[Chart and figure data]
►

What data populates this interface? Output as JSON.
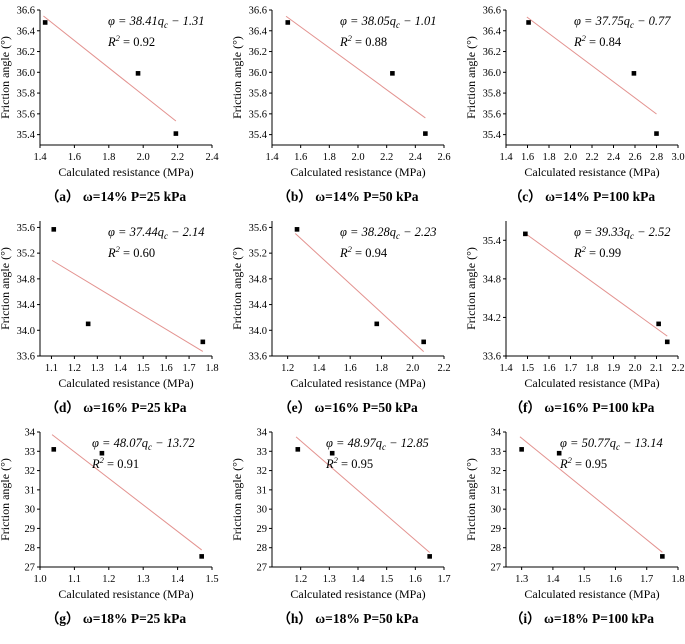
{
  "chart_data": [
    {
      "id": "a",
      "type": "scatter",
      "caption": "（a） ω=14% P=25 kPa",
      "equation": "φ = 38.41q",
      "eq_tail": " − 1.31",
      "r2_value": " = 0.92",
      "x": [
        1.43,
        1.97,
        2.19
      ],
      "y": [
        36.48,
        35.99,
        35.41
      ],
      "fit": {
        "slope": -1.31,
        "intercept": 38.41
      },
      "xlim": [
        1.4,
        2.4
      ],
      "ylim": [
        35.3,
        36.6
      ],
      "xticks": [
        "1.4",
        "1.6",
        "1.8",
        "2.0",
        "2.2",
        "2.4"
      ],
      "yticks": [
        "35.4",
        "35.6",
        "35.8",
        "36.0",
        "36.2",
        "36.4",
        "36.6"
      ],
      "xlabel": "Calculated resistance (MPa)",
      "ylabel": "Friction angle (°)"
    },
    {
      "id": "b",
      "type": "scatter",
      "caption": "（b） ω=14% P=50 kPa",
      "equation": "φ = 38.05q",
      "eq_tail": " − 1.01",
      "r2_value": " = 0.88",
      "x": [
        1.51,
        2.24,
        2.47
      ],
      "y": [
        36.48,
        35.99,
        35.41
      ],
      "fit": {
        "slope": -1.01,
        "intercept": 38.05
      },
      "xlim": [
        1.4,
        2.6
      ],
      "ylim": [
        35.3,
        36.6
      ],
      "xticks": [
        "1.4",
        "1.6",
        "1.8",
        "2.0",
        "2.2",
        "2.4",
        "2.6"
      ],
      "yticks": [
        "35.4",
        "35.6",
        "35.8",
        "36.0",
        "36.2",
        "36.4",
        "36.6"
      ],
      "xlabel": "Calculated resistance (MPa)",
      "ylabel": "Friction angle (°)"
    },
    {
      "id": "c",
      "type": "scatter",
      "caption": "（c） ω=14% P=100 kPa",
      "equation": "φ = 37.75q",
      "eq_tail": " − 0.77",
      "r2_value": " = 0.84",
      "x": [
        1.61,
        2.59,
        2.8
      ],
      "y": [
        36.48,
        35.99,
        35.41
      ],
      "fit": {
        "slope": -0.77,
        "intercept": 37.75
      },
      "xlim": [
        1.4,
        3.0
      ],
      "ylim": [
        35.3,
        36.6
      ],
      "xticks": [
        "1.4",
        "1.6",
        "1.8",
        "2.0",
        "2.2",
        "2.4",
        "2.6",
        "2.8",
        "3.0"
      ],
      "yticks": [
        "35.4",
        "35.6",
        "35.8",
        "36.0",
        "36.2",
        "36.4",
        "36.6"
      ],
      "xlabel": "Calculated resistance (MPa)",
      "ylabel": "Friction angle (°)"
    },
    {
      "id": "d",
      "type": "scatter",
      "caption": "（d） ω=16% P=25 kPa",
      "equation": "φ = 37.44q",
      "eq_tail": " − 2.14",
      "r2_value": " = 0.60",
      "x": [
        1.11,
        1.26,
        1.76
      ],
      "y": [
        35.57,
        34.1,
        33.82
      ],
      "fit": {
        "slope": -2.14,
        "intercept": 37.44
      },
      "xlim": [
        1.05,
        1.8
      ],
      "ylim": [
        33.6,
        35.7
      ],
      "xticks": [
        "1.1",
        "1.2",
        "1.3",
        "1.4",
        "1.5",
        "1.6",
        "1.7",
        "1.8"
      ],
      "yticks": [
        "33.6",
        "34.0",
        "34.4",
        "34.8",
        "35.2",
        "35.6"
      ],
      "xlabel": "Calculated resistance (MPa)",
      "ylabel": "Friction angle (°)"
    },
    {
      "id": "e",
      "type": "scatter",
      "caption": "（e） ω=16% P=50 kPa",
      "equation": "φ = 38.28q",
      "eq_tail": " − 2.23",
      "r2_value": " = 0.94",
      "x": [
        1.26,
        1.77,
        2.07
      ],
      "y": [
        35.57,
        34.1,
        33.82
      ],
      "fit": {
        "slope": -2.23,
        "intercept": 38.28
      },
      "xlim": [
        1.1,
        2.2
      ],
      "ylim": [
        33.6,
        35.7
      ],
      "xticks": [
        "1.2",
        "1.4",
        "1.6",
        "1.8",
        "2.0",
        "2.2"
      ],
      "yticks": [
        "33.6",
        "34.0",
        "34.4",
        "34.8",
        "35.2",
        "35.6"
      ],
      "xlabel": "Calculated resistance (MPa)",
      "ylabel": "Friction angle (°)"
    },
    {
      "id": "f",
      "type": "scatter",
      "caption": "（f） ω=16% P=100 kPa",
      "equation": "φ = 39.33q",
      "eq_tail": " − 2.52",
      "r2_value": " = 0.99",
      "x": [
        1.49,
        2.11,
        2.15
      ],
      "y": [
        35.5,
        34.1,
        33.82
      ],
      "fit": {
        "slope": -2.52,
        "intercept": 39.33
      },
      "xlim": [
        1.4,
        2.2
      ],
      "ylim": [
        33.6,
        35.7
      ],
      "xticks": [
        "1.4",
        "1.5",
        "1.6",
        "1.7",
        "1.8",
        "1.9",
        "2.0",
        "2.1",
        "2.2"
      ],
      "yticks": [
        "33.6",
        "34.2",
        "34.8",
        "35.4"
      ],
      "xlabel": "Calculated resistance (MPa)",
      "ylabel": "Friction angle (°)"
    },
    {
      "id": "g",
      "type": "scatter",
      "caption": "（g） ω=18% P=25 kPa",
      "equation": "φ = 48.07q",
      "eq_tail": " − 13.72",
      "r2_value": " = 0.91",
      "x": [
        1.04,
        1.18,
        1.47
      ],
      "y": [
        33.1,
        32.9,
        27.55
      ],
      "fit": {
        "slope": -13.72,
        "intercept": 48.07
      },
      "xlim": [
        1.0,
        1.5
      ],
      "ylim": [
        27,
        34
      ],
      "xticks": [
        "1.0",
        "1.1",
        "1.2",
        "1.3",
        "1.4",
        "1.5"
      ],
      "yticks": [
        "27",
        "28",
        "29",
        "30",
        "31",
        "32",
        "33",
        "34"
      ],
      "xlabel": "Calculated resistance (MPa)",
      "ylabel": "Friction angle (°)"
    },
    {
      "id": "h",
      "type": "scatter",
      "caption": "（h） ω=18% P=50 kPa",
      "equation": "φ = 48.97q",
      "eq_tail": " − 12.85",
      "r2_value": " = 0.95",
      "x": [
        1.19,
        1.31,
        1.65
      ],
      "y": [
        33.1,
        32.9,
        27.55
      ],
      "fit": {
        "slope": -12.85,
        "intercept": 48.97
      },
      "xlim": [
        1.1,
        1.7
      ],
      "ylim": [
        27,
        34
      ],
      "xticks": [
        "1.2",
        "1.3",
        "1.4",
        "1.5",
        "1.6",
        "1.7"
      ],
      "yticks": [
        "27",
        "28",
        "29",
        "30",
        "31",
        "32",
        "33",
        "34"
      ],
      "xlabel": "Calculated resistance (MPa)",
      "ylabel": "Friction angle (°)"
    },
    {
      "id": "i",
      "type": "scatter",
      "caption": "（i） ω=18% P=100 kPa",
      "equation": "φ = 50.77q",
      "eq_tail": " − 13.14",
      "r2_value": " = 0.95",
      "x": [
        1.3,
        1.42,
        1.75
      ],
      "y": [
        33.1,
        32.9,
        27.55
      ],
      "fit": {
        "slope": -13.14,
        "intercept": 50.77
      },
      "xlim": [
        1.25,
        1.8
      ],
      "ylim": [
        27,
        34
      ],
      "xticks": [
        "1.3",
        "1.4",
        "1.5",
        "1.6",
        "1.7",
        "1.8"
      ],
      "yticks": [
        "27",
        "28",
        "29",
        "30",
        "31",
        "32",
        "33",
        "34"
      ],
      "xlabel": "Calculated resistance (MPa)",
      "ylabel": "Friction angle (°)"
    }
  ],
  "symbols": {
    "q_subscript": "c",
    "r_symbol": "R",
    "r_power": "2"
  },
  "colors": {
    "fit_line": "#e3928f",
    "marker": "#000000",
    "axis": "#000000"
  }
}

◄

What this task involves: In the records above, find each line with the word "equation" and copy it.

Solution for this problem:
      "equation": "φ = 38.41q",
      "equation": "φ = 38.05q",
      "equation": "φ = 37.75q",
      "equation": "φ = 37.44q",
      "equation": "φ = 38.28q",
      "equation": "φ = 39.33q",
      "equation": "φ = 48.07q",
      "equation": "φ = 48.97q",
      "equation": "φ = 50.77q",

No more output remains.